» Exercise: From the entries below, say how many lines carry the word "Battery", and give nothing but the number.

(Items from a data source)

• • • • •

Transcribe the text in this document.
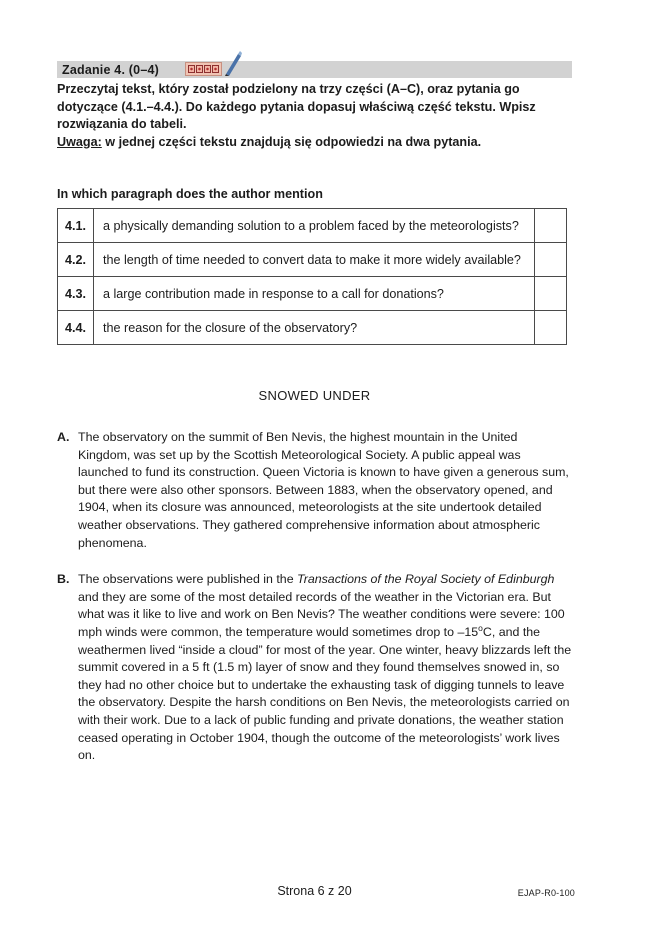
Zadanie 4. (0–4)
Przeczytaj tekst, który został podzielony na trzy części (A–C), oraz pytania go dotyczące (4.1.–4.4.). Do każdego pytania dopasuj właściwą część tekstu. Wpisz rozwiązania do tabeli.
Uwaga: w jednej części tekstu znajdują się odpowiedzi na dwa pytania.
In which paragraph does the author mention
4.1.	a physically demanding solution to a problem faced by the meteorologists?	
4.2.	the length of time needed to convert data to make it more widely available?	
4.3.	a large contribution made in response to a call for donations?	
4.4.	the reason for the closure of the observatory?	
SNOWED UNDER
A. The observatory on the summit of Ben Nevis, the highest mountain in the United Kingdom, was set up by the Scottish Meteorological Society. A public appeal was launched to fund its construction. Queen Victoria is known to have given a generous sum, but there were also other sponsors. Between 1883, when the observatory opened, and 1904, when its closure was announced, meteorologists at the site undertook detailed weather observations. They gathered comprehensive information about atmospheric phenomena.
B. The observations were published in the Transactions of the Royal Society of Edinburgh and they are some of the most detailed records of the weather in the Victorian era. But what was it like to live and work on Ben Nevis? The weather conditions were severe: 100 mph winds were common, the temperature would sometimes drop to –15$^o$C, and the weathermen lived “inside a cloud” for most of the year. One winter, heavy blizzards left the summit covered in a 5 ft (1.5 m) layer of snow and they found themselves snowed in, so they had no other choice but to undertake the exhausting task of digging tunnels to leave the observatory. Despite the harsh conditions on Ben Nevis, the meteorologists carried on with their work. Due to a lack of public funding and private donations, the weather station ceased operating in October 1904, though the outcome of the meteorologists’ work lives on.
Strona 6 z 20	EJAP-R0-100
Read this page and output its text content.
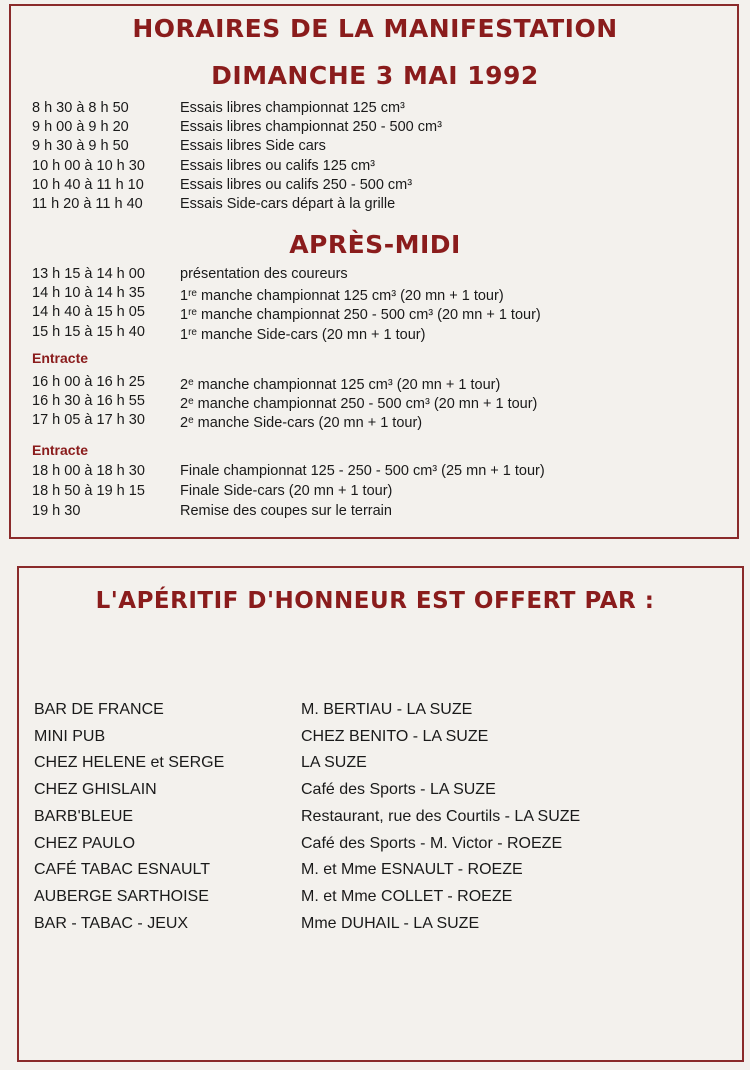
HORAIRES DE LA MANIFESTATION
DIMANCHE 3 MAI 1992
8 h 30 à 8 h 50	Essais libres championnat 125 cm³
9 h 00 à 9 h 20	Essais libres championnat 250 - 500 cm³
9 h 30 à 9 h 50	Essais libres Side cars
10 h 00 à 10 h 30 Essais libres ou califs 125 cm³
10 h 40 à 11 h 10 Essais libres ou califs 250 - 500 cm³
11 h 20 à 11 h 40	Essais Side-cars départ à la grille
APRÈS-MIDI
13 h 15 à 14 h 00 présentation des coureurs
14 h 10 à 14 h 35 1re manche championnat 125 cm³ (20 mn + 1 tour)
14 h 40 à 15 h 05 1re manche championnat 250 - 500 cm³ (20 mn + 1 tour)
15 h 15 à 15 h 40 1re manche Side-cars (20 mn + 1 tour)
Entracte
16 h 00 à 16 h 25 2e manche championnat 125 cm³ (20 mn + 1 tour)
16 h 30 à 16 h 55 2e manche championnat 250 - 500 cm³ (20 mn + 1 tour)
17 h 05 à 17 h 30 2e manche Side-cars (20 mn + 1 tour)
Entracte
18 h 00 à 18 h 30 Finale championnat 125 - 250 - 500 cm³ (25 mn + 1 tour)
18 h 50 à 19 h 15 Finale Side-cars (20 mn + 1 tour)
19 h 30	Remise des coupes sur le terrain
L'APÉRITIF D'HONNEUR EST OFFERT PAR :
BAR DE FRANCE	M. BERTIAU - LA SUZE
MINI PUB	CHEZ BENITO - LA SUZE
CHEZ HELENE et SERGE	LA SUZE
CHEZ GHISLAIN	Café des Sports - LA SUZE
BARB'BLEUE	Restaurant, rue des Courtils - LA SUZE
CHEZ PAULO	Café des Sports - M. Victor - ROEZE
CAFÉ TABAC ESNAULT	M. et Mme ESNAULT - ROEZE
AUBERGE SARTHOISE	M. et Mme COLLET - ROEZE
BAR - TABAC - JEUX	Mme DUHAIL - LA SUZE
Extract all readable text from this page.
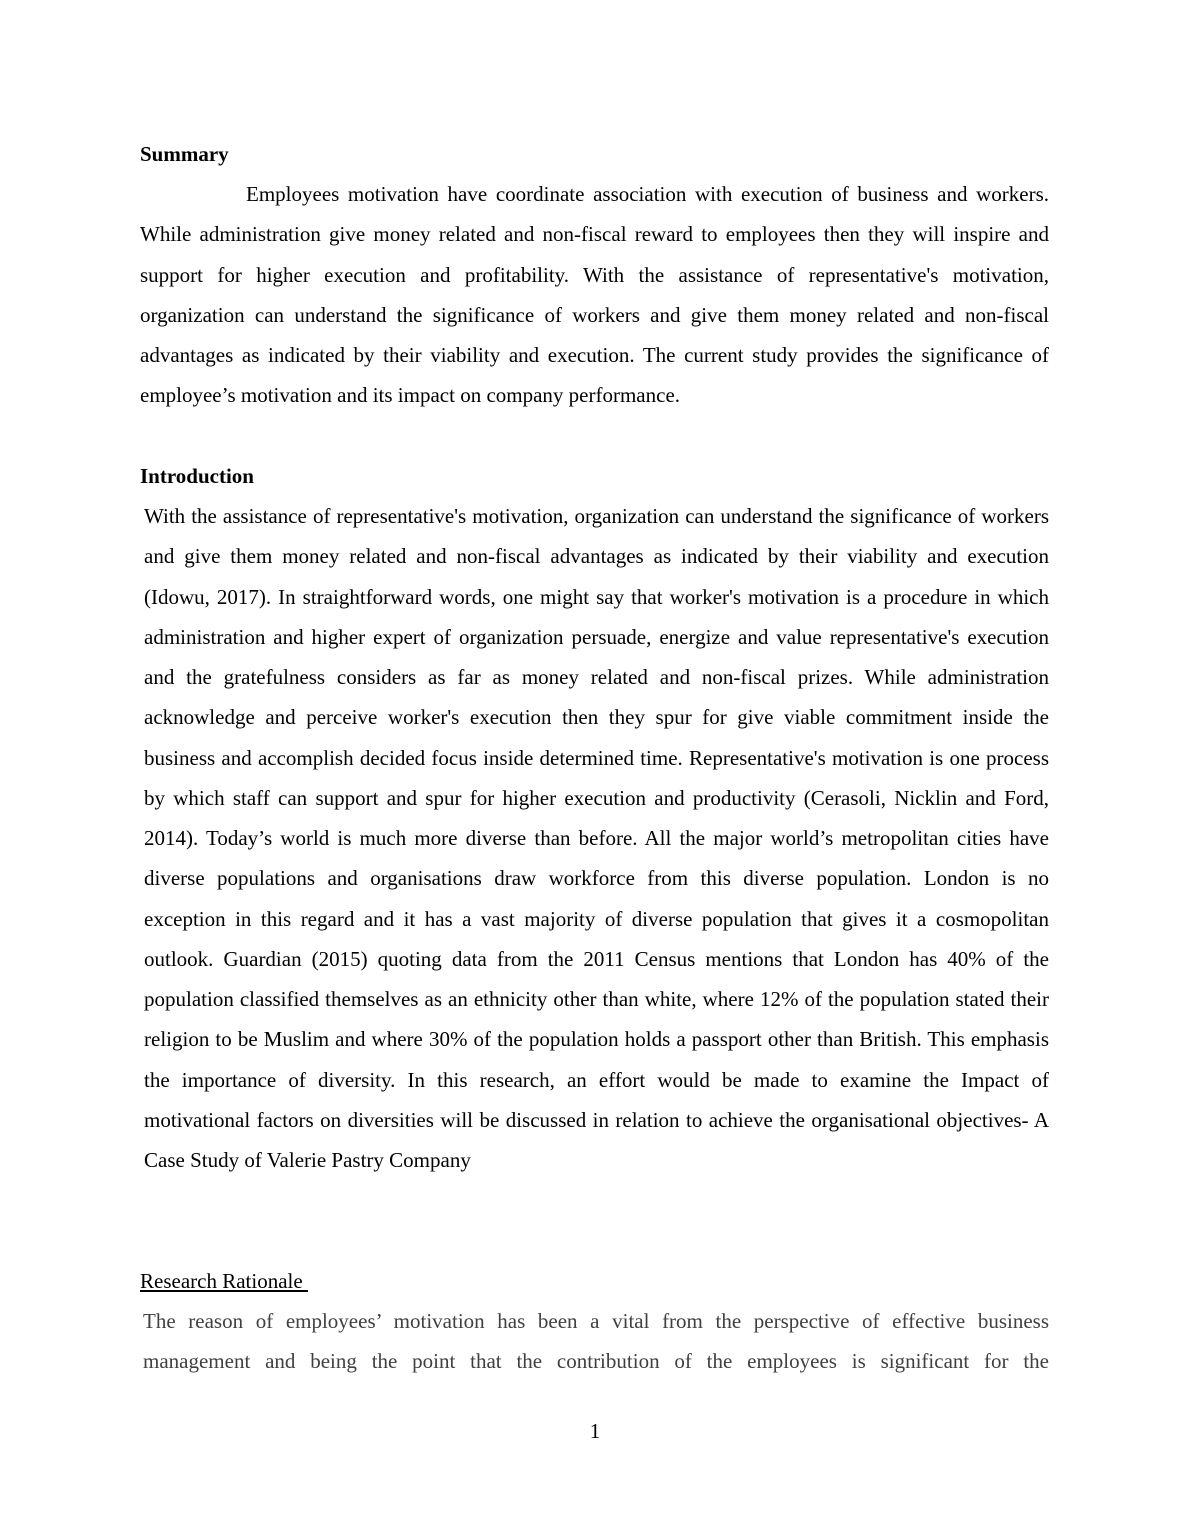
Summary

Employees motivation have coordinate association with execution of business and workers. While administration give money related and non-fiscal reward to employees then they will inspire and support for higher execution and profitability. With the assistance of representative's motivation, organization can understand the significance of workers and give them money related and non-fiscal advantages as indicated by their viability and execution. The current study provides the significance of employee’s motivation and its impact on company performance.

Introduction

With the assistance of representative's motivation, organization can understand the significance of workers and give them money related and non-fiscal advantages as indicated by their viability and execution (Idowu, 2017). In straightforward words, one might say that worker's motivation is a procedure in which administration and higher expert of organization persuade, energize and value representative's execution and the gratefulness considers as far as money related and non-fiscal prizes. While administration acknowledge and perceive worker's execution then they spur for give viable commitment inside the business and accomplish decided focus inside determined time. Representative's motivation is one process by which staff can support and spur for higher execution and productivity (Cerasoli, Nicklin and Ford, 2014). Today’s world is much more diverse than before. All the major world’s metropolitan cities have diverse populations and organisations draw workforce from this diverse population. London is no exception in this regard and it has a vast majority of diverse population that gives it a cosmopolitan outlook. Guardian (2015) quoting data from the 2011 Census mentions that London has 40% of the population classified themselves as an ethnicity other than white, where 12% of the population stated their religion to be Muslim and where 30% of the population holds a passport other than British. This emphasis the importance of diversity. In this research, an effort would be made to examine the Impact of motivational factors on diversities will be discussed in relation to achieve the organisational objectives- A Case Study of Valerie Pastry Company

Research Rationale

The reason of employees’ motivation has been a vital from the perspective of effective business management and being the point that the contribution of the employees is significant for the

1
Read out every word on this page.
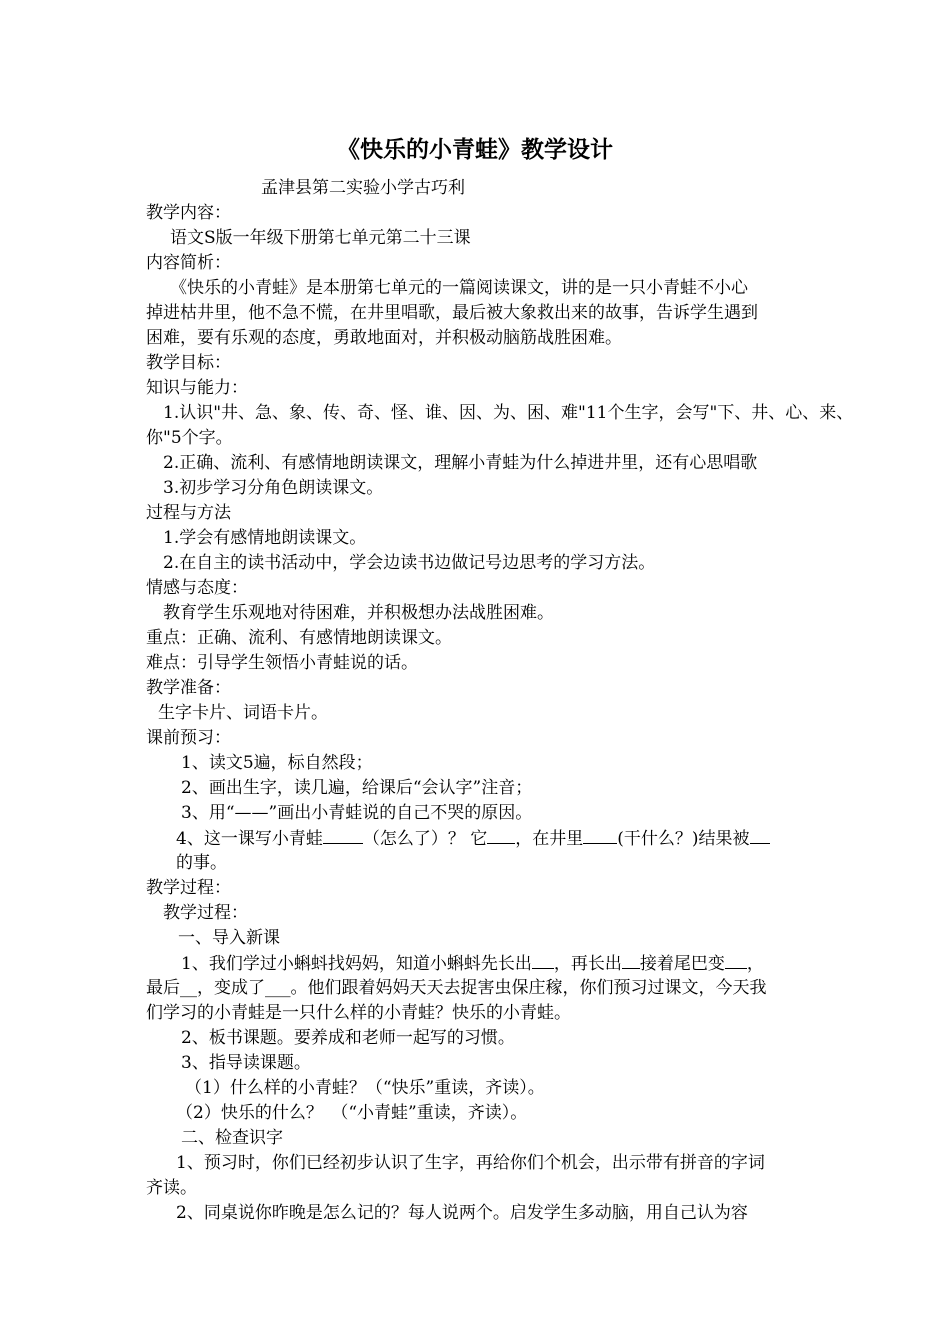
《快乐的小青蛙》教学设计
孟津县第二实验小学古巧利
教学内容：
语文S版一年级下册第七单元第二十三课
内容简析：
《快乐的小青蛙》是本册第七单元的一篇阅读课文，讲的是一只小青蛙不小心
掉进枯井里，他不急不慌，在井里唱歌，最后被大象救出来的故事，告诉学生遇到
困难，要有乐观的态度，勇敢地面对，并积极动脑筋战胜困难。
教学目标：
知识与能力：
1.认识"井、急、象、传、奇、怪、谁、因、为、困、难"11个生字，会写"下、井、心、来、
你"5个字。
2.正确、流利、有感情地朗读课文，理解小青蛙为什么掉进井里，还有心思唱歌
3.初步学习分角色朗读课文。
过程与方法
1.学会有感情地朗读课文。
2.在自主的读书活动中，学会边读书边做记号边思考的学习方法。
情感与态度：
教育学生乐观地对待困难，并积极想办法战胜困难。
重点：正确、流利、有感情地朗读课文。
难点：引导学生领悟小青蛙说的话。
教学准备：
生字卡片、词语卡片。
课前预习：
1、读文5遍，标自然段；
2、画出生字，读几遍，给课后“会认字”注音；
3、用“——”画出小青蛙说的自己不哭的原因。
的事。
教学过程：
教学过程：
一、导入新课
最后__，变成了___。他们跟着妈妈天天去捉害虫保庄稼，你们预习过课文，今天我
们学习的小青蛙是一只什么样的小青蛙？快乐的小青蛙。
2、板书课题。要养成和老师一起写的习惯。
3、指导读课题。
（1）什么样的小青蛙？（“快乐”重读，齐读）。
（2）快乐的什么？　（“小青蛙”重读，齐读）。
二、检查识字
1、预习时，你们已经初步认识了生字，再给你们个机会，出示带有拼音的字词
齐读。
2、同桌说你昨晚是怎么记的？每人说两个。启发学生多动脑，用自己认为容
4、这一课写小青蛙 （怎么了）？ 它 ，在井里 (干什么？)结果被
1、我们学过小蝌蚪找妈妈，知道小蝌蚪先长出 ，再长出 接着尾巴变 ，
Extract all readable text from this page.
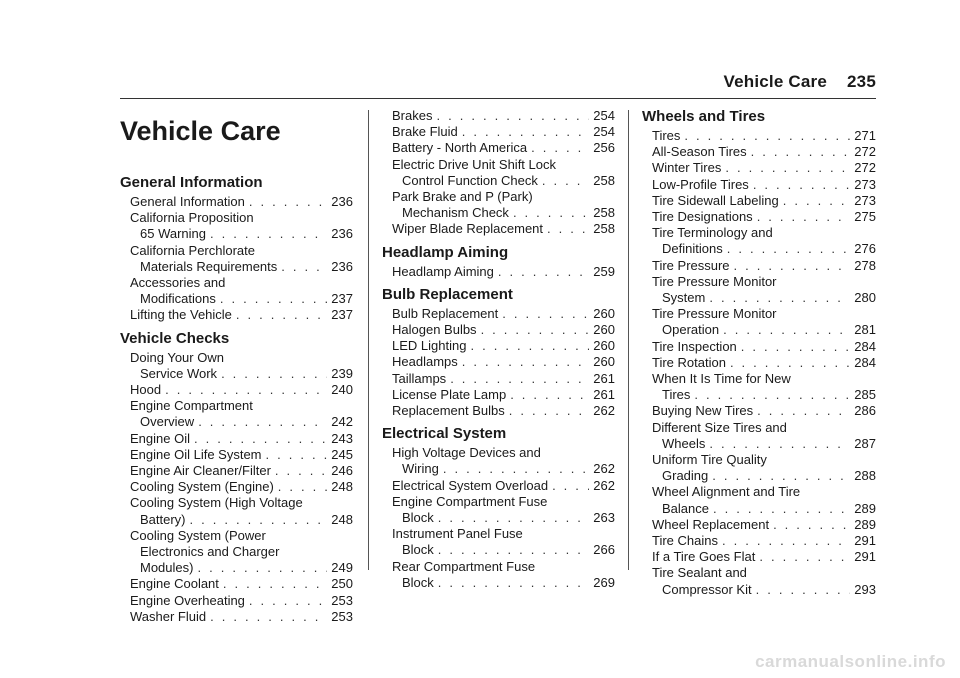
Vehicle Care 235
Vehicle Care
General Information
General Information . . .	236
California Proposition
65 Warning . . .	236
California Perchlorate
Materials Requirements . . .	236
Accessories and
Modifications . . .	237
Lifting the Vehicle . . .	237
Vehicle Checks
Doing Your Own
Service Work . . .	239
Hood . . .	240
Engine Compartment
Overview . . .	242
Engine Oil . . .	243
Engine Oil Life System . . .	245
Engine Air Cleaner/Filter . . .	246
Cooling System (Engine) . . .	248
Cooling System (High Voltage
Battery) . . .	248
Cooling System (Power
Electronics and Charger
Modules) . . .	249
Engine Coolant . . .	250
Engine Overheating . . .	253
Washer Fluid . . .	253
Brakes . . .	254
Brake Fluid . . .	254
Battery - North America . . .	256
Electric Drive Unit Shift Lock
Control Function Check . . .	258
Park Brake and P (Park)
Mechanism Check . . .	258
Wiper Blade Replacement . . .	258
Headlamp Aiming
Headlamp Aiming . . .	259
Bulb Replacement
Bulb Replacement . . .	260
Halogen Bulbs . . .	260
LED Lighting . . .	260
Headlamps . . .	260
Taillamps . . .	261
License Plate Lamp . . .	261
Replacement Bulbs . . .	262
Electrical System
High Voltage Devices and
Wiring . . .	262
Electrical System Overload . . .	262
Engine Compartment Fuse
Block . . .	263
Instrument Panel Fuse
Block . . .	266
Rear Compartment Fuse
Block . . .	269
Wheels and Tires
Tires . . .	271
All-Season Tires . . .	272
Winter Tires . . .	272
Low-Profile Tires . . .	273
Tire Sidewall Labeling . . .	273
Tire Designations . . .	275
Tire Terminology and
Definitions . . .	276
Tire Pressure . . .	278
Tire Pressure Monitor
System . . .	280
Tire Pressure Monitor
Operation . . .	281
Tire Inspection . . .	284
Tire Rotation . . .	284
When It Is Time for New
Tires . . .	285
Buying New Tires . . .	286
Different Size Tires and
Wheels . . .	287
Uniform Tire Quality
Grading . . .	288
Wheel Alignment and Tire
Balance . . .	289
Wheel Replacement . . .	289
Tire Chains . . .	291
If a Tire Goes Flat . . .	291
Tire Sealant and
Compressor Kit . . .	293
carmanualsonline.info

• • • • •

» Solution for this exercise: 2